> GOAL:
Copy every line of the entries that includes the word "JSON".

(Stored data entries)
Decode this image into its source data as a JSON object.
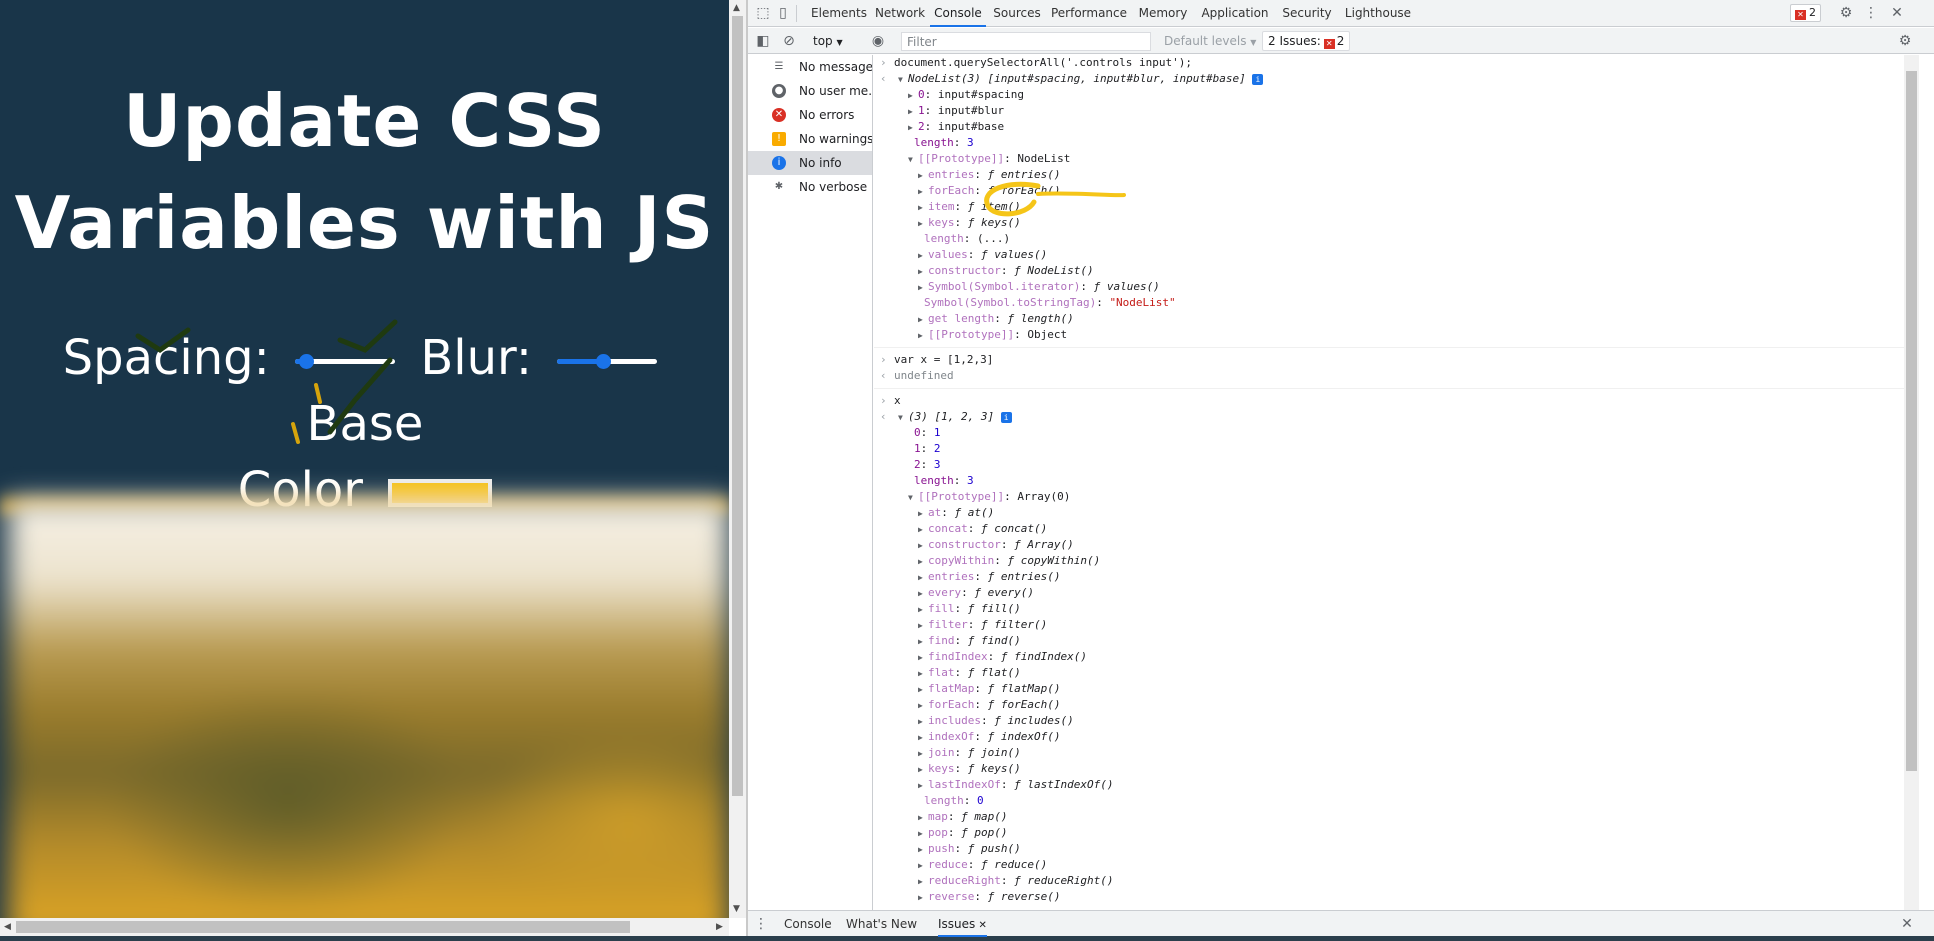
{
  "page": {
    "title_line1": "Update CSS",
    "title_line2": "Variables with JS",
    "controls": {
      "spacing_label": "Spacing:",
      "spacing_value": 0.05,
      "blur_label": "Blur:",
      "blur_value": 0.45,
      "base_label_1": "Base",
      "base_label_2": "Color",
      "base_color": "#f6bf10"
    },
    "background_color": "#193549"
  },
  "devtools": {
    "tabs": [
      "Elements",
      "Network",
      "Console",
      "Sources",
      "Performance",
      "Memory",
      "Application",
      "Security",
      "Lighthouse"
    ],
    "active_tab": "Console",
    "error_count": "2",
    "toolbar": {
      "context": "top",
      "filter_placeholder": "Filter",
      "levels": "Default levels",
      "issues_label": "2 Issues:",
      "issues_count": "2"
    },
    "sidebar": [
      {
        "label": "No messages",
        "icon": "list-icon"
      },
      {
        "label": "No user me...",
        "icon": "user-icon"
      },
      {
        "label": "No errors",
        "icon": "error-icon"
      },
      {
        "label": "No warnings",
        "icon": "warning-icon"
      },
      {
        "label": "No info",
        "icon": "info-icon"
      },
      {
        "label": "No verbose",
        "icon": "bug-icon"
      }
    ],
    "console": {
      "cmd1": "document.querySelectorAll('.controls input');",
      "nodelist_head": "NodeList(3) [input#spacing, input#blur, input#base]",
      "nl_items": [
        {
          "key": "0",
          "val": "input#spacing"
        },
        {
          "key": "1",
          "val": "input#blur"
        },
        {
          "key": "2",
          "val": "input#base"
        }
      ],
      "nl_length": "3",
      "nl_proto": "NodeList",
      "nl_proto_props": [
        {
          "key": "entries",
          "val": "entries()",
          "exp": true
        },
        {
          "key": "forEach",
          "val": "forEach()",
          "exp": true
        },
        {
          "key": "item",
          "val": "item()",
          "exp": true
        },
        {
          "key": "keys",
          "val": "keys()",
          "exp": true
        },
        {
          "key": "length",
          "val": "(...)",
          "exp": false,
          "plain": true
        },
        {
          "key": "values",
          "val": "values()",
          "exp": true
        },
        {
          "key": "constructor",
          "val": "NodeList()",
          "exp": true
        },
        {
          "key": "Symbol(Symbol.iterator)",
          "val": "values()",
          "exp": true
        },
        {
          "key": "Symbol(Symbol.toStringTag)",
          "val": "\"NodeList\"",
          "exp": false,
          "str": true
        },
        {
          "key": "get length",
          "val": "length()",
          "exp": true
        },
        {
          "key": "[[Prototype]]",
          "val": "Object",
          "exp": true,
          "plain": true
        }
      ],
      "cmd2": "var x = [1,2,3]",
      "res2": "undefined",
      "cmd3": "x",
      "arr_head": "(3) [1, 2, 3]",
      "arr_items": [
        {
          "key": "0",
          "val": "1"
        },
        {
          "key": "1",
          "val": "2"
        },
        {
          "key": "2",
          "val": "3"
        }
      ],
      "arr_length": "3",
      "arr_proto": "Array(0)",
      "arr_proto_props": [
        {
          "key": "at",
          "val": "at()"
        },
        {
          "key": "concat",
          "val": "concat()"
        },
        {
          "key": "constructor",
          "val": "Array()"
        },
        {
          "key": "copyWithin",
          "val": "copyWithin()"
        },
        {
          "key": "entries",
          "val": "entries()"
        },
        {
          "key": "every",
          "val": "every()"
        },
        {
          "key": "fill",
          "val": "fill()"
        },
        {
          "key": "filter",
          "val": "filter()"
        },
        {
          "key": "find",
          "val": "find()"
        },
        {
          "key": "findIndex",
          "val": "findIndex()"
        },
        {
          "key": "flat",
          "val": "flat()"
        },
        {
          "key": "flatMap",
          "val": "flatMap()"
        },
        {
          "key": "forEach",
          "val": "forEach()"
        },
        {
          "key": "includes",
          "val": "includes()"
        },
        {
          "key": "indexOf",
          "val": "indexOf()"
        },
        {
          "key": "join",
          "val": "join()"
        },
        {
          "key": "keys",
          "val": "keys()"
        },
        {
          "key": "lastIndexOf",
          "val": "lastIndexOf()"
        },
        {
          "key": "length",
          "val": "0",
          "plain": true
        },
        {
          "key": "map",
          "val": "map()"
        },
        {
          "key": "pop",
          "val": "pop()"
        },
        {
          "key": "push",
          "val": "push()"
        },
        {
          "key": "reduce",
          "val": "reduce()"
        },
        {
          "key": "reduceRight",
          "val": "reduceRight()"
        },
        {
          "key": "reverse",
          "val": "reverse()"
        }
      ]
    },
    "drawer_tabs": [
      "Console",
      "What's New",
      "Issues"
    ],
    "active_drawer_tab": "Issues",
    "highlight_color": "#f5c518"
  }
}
* * *
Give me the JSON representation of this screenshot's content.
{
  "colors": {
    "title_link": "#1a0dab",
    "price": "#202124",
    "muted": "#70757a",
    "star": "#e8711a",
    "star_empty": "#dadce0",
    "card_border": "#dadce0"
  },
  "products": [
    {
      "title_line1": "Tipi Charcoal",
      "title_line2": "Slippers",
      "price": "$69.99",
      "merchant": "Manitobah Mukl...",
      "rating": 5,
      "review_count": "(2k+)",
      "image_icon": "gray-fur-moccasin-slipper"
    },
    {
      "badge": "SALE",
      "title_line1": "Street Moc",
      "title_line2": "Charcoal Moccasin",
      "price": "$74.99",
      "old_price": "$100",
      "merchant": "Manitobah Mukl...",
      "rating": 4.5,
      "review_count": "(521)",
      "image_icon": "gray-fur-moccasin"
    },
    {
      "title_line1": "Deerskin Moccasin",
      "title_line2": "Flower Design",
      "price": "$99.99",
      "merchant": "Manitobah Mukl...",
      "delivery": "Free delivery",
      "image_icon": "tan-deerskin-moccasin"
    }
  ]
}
---
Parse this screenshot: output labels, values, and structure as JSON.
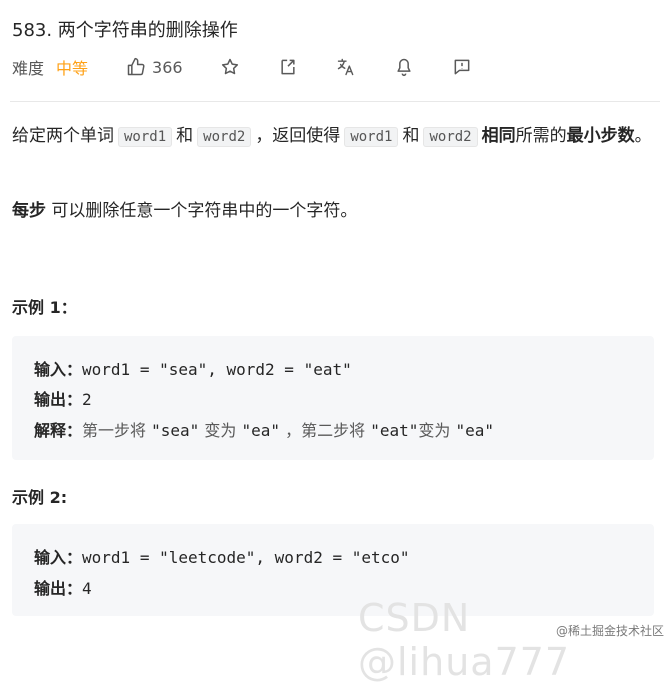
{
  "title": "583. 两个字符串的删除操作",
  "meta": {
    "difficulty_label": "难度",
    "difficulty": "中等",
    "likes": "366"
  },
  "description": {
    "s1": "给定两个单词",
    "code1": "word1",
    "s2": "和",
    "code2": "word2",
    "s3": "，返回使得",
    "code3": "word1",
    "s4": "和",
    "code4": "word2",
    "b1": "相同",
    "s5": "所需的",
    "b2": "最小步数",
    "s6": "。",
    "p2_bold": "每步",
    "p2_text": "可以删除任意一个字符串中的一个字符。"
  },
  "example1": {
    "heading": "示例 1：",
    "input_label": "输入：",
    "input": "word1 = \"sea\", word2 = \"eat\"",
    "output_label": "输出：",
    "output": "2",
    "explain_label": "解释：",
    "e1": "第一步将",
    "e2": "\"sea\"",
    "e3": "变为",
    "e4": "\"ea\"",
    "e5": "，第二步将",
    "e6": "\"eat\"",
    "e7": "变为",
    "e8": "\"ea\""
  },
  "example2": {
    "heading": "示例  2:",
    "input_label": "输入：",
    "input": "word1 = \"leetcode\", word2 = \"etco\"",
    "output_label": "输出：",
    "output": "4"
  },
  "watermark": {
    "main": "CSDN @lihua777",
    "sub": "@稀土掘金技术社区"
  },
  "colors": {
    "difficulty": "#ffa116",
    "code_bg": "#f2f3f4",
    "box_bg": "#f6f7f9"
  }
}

> SOLUTION:
Decode this image into its source data as a JSON object.
Give me the JSON representation of this screenshot's content.
Parse this screenshot: output labels, values, and structure as JSON.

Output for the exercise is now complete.